The purpose of this document is to provide relevant information on the human rights situation of lesbian, gay, bisexual and trans persons in El Salvador to the United Nations Human Rights Committee, as a way of complementing and/or clarifying the data submitted by the Salvadorean State through its Sixth Periodical Report under Article 40 of the International Covenant on Civil and Political Rights (ICCPR).
This document covers events that took place in El Salvador between 2004 and the present time. The information it contains was provided mainly by Asociacion "Entre Amigos", through its founder and Director William Hernandez and by Red LACTRANS, through its representative Marcela Romero. Additional data was collected through media clips, internal legislation and documents produced by other non-governmental organizations.
However, the cases mentioned in this report do not exhaust the human rights violations against persons of a non-conforming sexual orientation or gender identity in El Salvador. According to William Hernandez, during some periods and in particular during the year 2006 (infra para. 29), the "work of documenting and denouncing has been affected by the lack of technical and financial resources". Moreover, many cases are neither published by the media, nor reported by the victims and/or their families and involve persons who have not publicly acknowledged their sexual orientation3. This situation is even more serious in the case of lesbian women, most of whom "do not report physical, verbal, psychological, religious and work-related violence they suffer, because they are afraid and they live hiding (their sexual orientation) from their families or at work."
★ ★ ★ ★
▶ **Stated goal 1**
Retype the following lines of the records below verbatim, starting with the line containing "page-number: 5 bbox=[968, 1432, 978, 1450]" and going on through the line containing "1280, 986, 1358]".
★ ★ ★ ★
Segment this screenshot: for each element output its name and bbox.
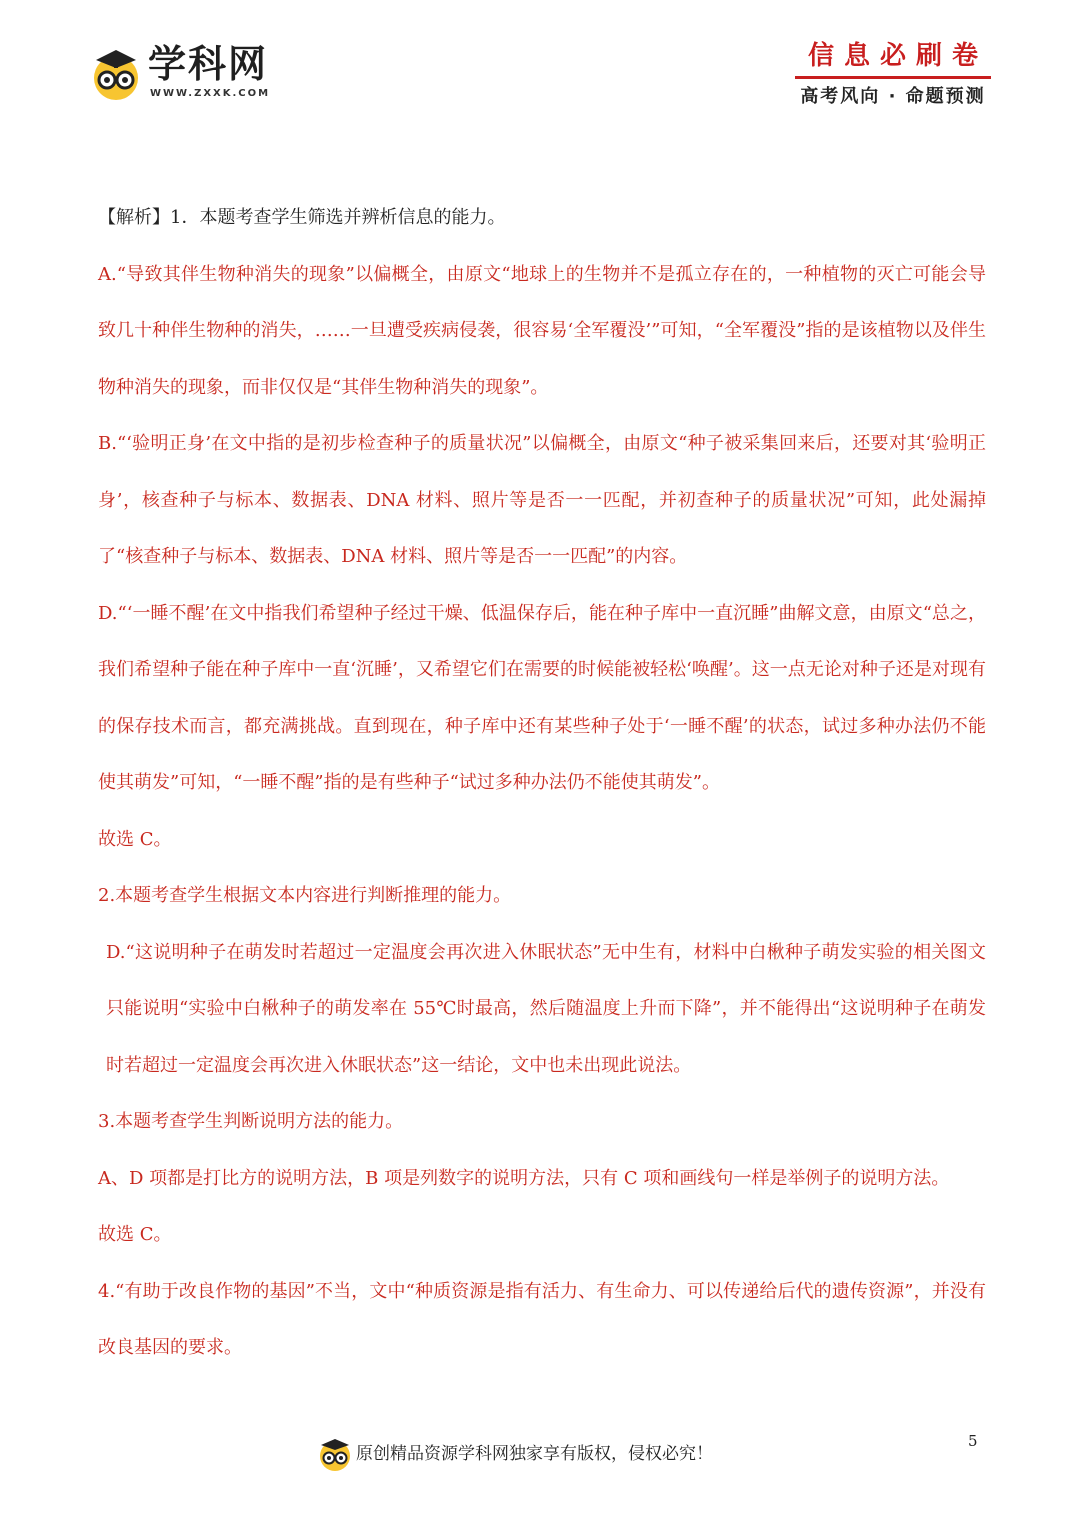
page-number: 5 bbox=[968, 1432, 978, 1450]
paragraph: 【解析】1．本题考查学生筛选并辨析信息的能力。 bbox=[98, 207, 506, 228]
logo-url: WWW.ZXXK.COM bbox=[150, 88, 271, 99]
logo-name: 学科网 bbox=[148, 42, 269, 86]
paragraph: 4.“有助于改良作物的基因”不当，文中“种质资源是指有活力、有生命力、可以传递给后代的遗传资源”，并没有改良基因的要求。 bbox=[98, 1280, 986, 1358]
page-footer bbox=[0, 1420, 1080, 1500]
paragraph: D.“‘一睡不醒’在文中指我们希望种子经过干燥、低温保存后，能在种子库中一直沉睡”曲解文意，由原文“总之，我们希望种子能在种子库中一直‘沉睡’，又希望它们在需要的时候能被轻松‘唤醒’。这一点无论对种子还是对现有的保存技术而言，都充满挑战。直到现在，种子库中还有某些种子处于‘一睡不醒’的状态，试过多种办法仍不能使其萌发”可知，“一睡不醒”指的是有些种子“试过多种办法仍不能使其萌发”。 bbox=[98, 602, 986, 793]
analysis-content bbox=[98, 190, 986, 1377]
paragraph: A、D 项都是打比方的说明方法，B 项是列数字的说明方法，只有 C 项和画线句一样是举例子的说明方法。 bbox=[98, 1167, 950, 1189]
paragraph: B.“‘验明正身’在文中指的是初步检查种子的质量状况”以偏概全，由原文“种子被采集回来后，还要对其‘验明正身’，核查种子与标本、数据表、DNA 材料、照片等是否一一匹配，并初查种子的质量状况”可知，此处漏掉了“核查种子与标本、数据表、DNA 材料、照片等是否一一匹配”的内容。 bbox=[98, 433, 986, 567]
paragraph: 故选 C。 bbox=[98, 828, 172, 850]
paragraph: 3.本题考查学生判断说明方法的能力。 bbox=[98, 1111, 404, 1132]
badge-title: 信息必刷卷 bbox=[808, 41, 989, 71]
page-header bbox=[0, 0, 1080, 120]
paragraph: D.“这说明种子在萌发时若超过一定温度会再次进入休眠状态”无中生有，材料中白楸种子萌发实验的相关图文只能说明“实验中白楸种子的萌发率在 55℃时最高，然后随温度上升而下降”，并不能得出“这说明种子在萌发时若超过一定温度会再次进入休眠状态”这一结论，文中也未出现此说法。 bbox=[106, 941, 986, 1076]
paragraph: 2.本题考查学生根据文本内容进行判断推理的能力。 bbox=[98, 885, 512, 906]
logo-owl-icon bbox=[316, 1436, 354, 1472]
copyright-notice: 原创精品资源学科网独家享有版权，侵权必究！ bbox=[356, 1444, 713, 1464]
badge-divider bbox=[795, 76, 991, 79]
badge-subtitle: 高考风向 · 命题预测 bbox=[800, 86, 986, 107]
paragraph: 故选 C。 bbox=[98, 1224, 172, 1245]
paragraph: A.“导致其伴生物种消失的现象”以偏概全，由原文“地球上的生物并不是孤立存在的，一种植物的灭亡可能会导致几十种伴生物种的消失，……一旦遭受疾病侵袭，很容易‘全军覆没’”可知，“全军覆没”指的是该植物以及伴生物种消失的现象，而非仅仅是“其伴生物种消失的现象”。 bbox=[98, 263, 986, 398]
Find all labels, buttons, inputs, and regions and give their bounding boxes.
★ ★ ★ ★
▶ **Stated goal 2**
Echo the passage of the El Salvador human rights text above verbatim, starting with "This document covers" and going on through "other non-governmental organizations.".

▶ **Full response 1**
page-number: 5 bbox=[968, 1432, 978, 1450]
paragraph: 【解析】1．本题考查学生筛选并辨析信息的能力。 bbox=[98, 207, 506, 228]
logo-url: WWW.ZXXK.COM bbox=[150, 88, 271, 99]
logo-name: 学科网 bbox=[148, 42, 269, 86]
paragraph: 4.“有助于改良作物的基因”不当，文中“种质资源是指有活力、有生命力、可以传递给后代的遗传资源”，并没有改良基因的要求。 bbox=[98, 1280, 986, 1358]

▶ **Full response 2**
This document covers events that took place in El Salvador between 2004 and the present time. The information it contains was provided mainly by Asociacion "Entre Amigos", through its founder and Director William Hernandez and by Red LACTRANS, through its representative Marcela Romero. Additional data was collected through media clips, internal legislation and documents produced by other non-governmental organizations.